__WHAT IS EXPECTED__
Extract every line below that contains the word "transmission".

__DATASET ENTRIES__
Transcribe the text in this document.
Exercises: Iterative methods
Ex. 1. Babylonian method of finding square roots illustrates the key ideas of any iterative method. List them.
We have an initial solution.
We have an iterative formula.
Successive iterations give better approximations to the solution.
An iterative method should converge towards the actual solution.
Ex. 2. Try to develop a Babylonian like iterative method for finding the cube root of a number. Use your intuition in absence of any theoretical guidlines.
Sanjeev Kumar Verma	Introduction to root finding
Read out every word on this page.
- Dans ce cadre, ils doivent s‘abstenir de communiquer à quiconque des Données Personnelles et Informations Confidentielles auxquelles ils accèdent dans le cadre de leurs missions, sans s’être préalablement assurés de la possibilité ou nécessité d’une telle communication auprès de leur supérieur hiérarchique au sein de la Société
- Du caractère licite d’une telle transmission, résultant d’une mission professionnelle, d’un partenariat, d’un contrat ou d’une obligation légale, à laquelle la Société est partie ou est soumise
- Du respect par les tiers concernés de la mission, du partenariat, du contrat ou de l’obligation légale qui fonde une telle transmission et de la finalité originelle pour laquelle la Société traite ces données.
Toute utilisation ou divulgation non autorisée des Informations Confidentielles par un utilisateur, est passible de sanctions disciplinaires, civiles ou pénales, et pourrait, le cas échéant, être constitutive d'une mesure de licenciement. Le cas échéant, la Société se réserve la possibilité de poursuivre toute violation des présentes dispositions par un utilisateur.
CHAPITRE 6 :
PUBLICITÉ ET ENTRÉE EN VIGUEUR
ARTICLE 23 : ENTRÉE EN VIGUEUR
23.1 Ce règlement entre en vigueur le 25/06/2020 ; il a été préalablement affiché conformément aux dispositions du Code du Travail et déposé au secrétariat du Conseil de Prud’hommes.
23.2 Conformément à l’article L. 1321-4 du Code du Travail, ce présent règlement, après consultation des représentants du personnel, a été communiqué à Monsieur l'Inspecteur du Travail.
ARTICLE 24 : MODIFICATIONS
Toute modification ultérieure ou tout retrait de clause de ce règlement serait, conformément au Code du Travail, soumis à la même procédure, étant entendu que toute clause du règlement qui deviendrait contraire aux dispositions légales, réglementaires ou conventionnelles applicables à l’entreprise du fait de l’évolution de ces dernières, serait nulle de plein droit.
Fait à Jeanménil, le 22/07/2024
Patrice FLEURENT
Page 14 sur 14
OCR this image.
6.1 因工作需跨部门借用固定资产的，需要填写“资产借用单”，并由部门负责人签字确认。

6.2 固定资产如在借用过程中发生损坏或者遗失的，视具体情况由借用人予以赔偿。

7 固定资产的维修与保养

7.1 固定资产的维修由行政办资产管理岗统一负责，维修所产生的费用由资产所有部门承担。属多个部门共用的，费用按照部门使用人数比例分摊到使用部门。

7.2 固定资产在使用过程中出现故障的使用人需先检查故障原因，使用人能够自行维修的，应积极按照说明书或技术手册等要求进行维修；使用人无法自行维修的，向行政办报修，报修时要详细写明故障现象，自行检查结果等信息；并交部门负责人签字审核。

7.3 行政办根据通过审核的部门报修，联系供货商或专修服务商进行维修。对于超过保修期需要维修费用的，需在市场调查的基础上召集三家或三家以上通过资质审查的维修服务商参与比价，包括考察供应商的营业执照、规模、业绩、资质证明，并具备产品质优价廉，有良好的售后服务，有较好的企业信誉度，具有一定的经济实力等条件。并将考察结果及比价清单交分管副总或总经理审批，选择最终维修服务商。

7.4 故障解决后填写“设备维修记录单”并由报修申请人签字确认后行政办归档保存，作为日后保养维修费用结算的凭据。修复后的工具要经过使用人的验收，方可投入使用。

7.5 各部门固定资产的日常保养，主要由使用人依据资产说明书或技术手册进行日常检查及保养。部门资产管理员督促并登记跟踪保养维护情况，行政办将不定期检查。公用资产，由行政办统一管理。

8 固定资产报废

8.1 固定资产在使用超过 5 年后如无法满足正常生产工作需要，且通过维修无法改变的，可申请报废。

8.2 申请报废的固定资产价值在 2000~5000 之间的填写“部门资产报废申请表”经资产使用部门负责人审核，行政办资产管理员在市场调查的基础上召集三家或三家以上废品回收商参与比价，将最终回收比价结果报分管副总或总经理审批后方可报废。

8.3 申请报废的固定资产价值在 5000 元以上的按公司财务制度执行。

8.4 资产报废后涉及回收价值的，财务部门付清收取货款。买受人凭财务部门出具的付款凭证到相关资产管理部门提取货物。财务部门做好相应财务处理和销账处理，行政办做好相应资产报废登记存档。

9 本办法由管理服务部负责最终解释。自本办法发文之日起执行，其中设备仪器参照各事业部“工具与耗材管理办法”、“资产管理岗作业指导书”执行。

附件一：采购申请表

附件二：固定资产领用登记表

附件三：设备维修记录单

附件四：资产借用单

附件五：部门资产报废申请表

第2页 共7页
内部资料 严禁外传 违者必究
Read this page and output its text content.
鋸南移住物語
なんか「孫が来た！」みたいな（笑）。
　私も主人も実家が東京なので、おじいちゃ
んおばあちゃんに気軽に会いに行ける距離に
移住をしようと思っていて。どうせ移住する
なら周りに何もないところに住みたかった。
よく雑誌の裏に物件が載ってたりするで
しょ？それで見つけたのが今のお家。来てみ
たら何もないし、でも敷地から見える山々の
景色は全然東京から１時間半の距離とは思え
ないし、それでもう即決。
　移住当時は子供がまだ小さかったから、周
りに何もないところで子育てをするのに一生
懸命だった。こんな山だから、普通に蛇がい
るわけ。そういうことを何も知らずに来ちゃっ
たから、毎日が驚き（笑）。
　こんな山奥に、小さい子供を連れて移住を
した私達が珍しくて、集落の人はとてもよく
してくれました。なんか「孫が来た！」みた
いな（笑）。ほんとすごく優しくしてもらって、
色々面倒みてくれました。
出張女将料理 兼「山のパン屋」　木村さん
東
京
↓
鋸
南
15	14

__OUTPUT OF THE TASK__
- Du caractère licite d’une telle transmission, résultant d’une mission professionnelle, d’un partenariat, d’un contrat ou d’une obligation légale, à laquelle la Société est partie ou est soumise
- Du respect par les tiers concernés de la mission, du partenariat, du contrat ou de l’obligation légale qui fonde une telle transmission et de la finalité originelle pour laquelle la Société traite ces données.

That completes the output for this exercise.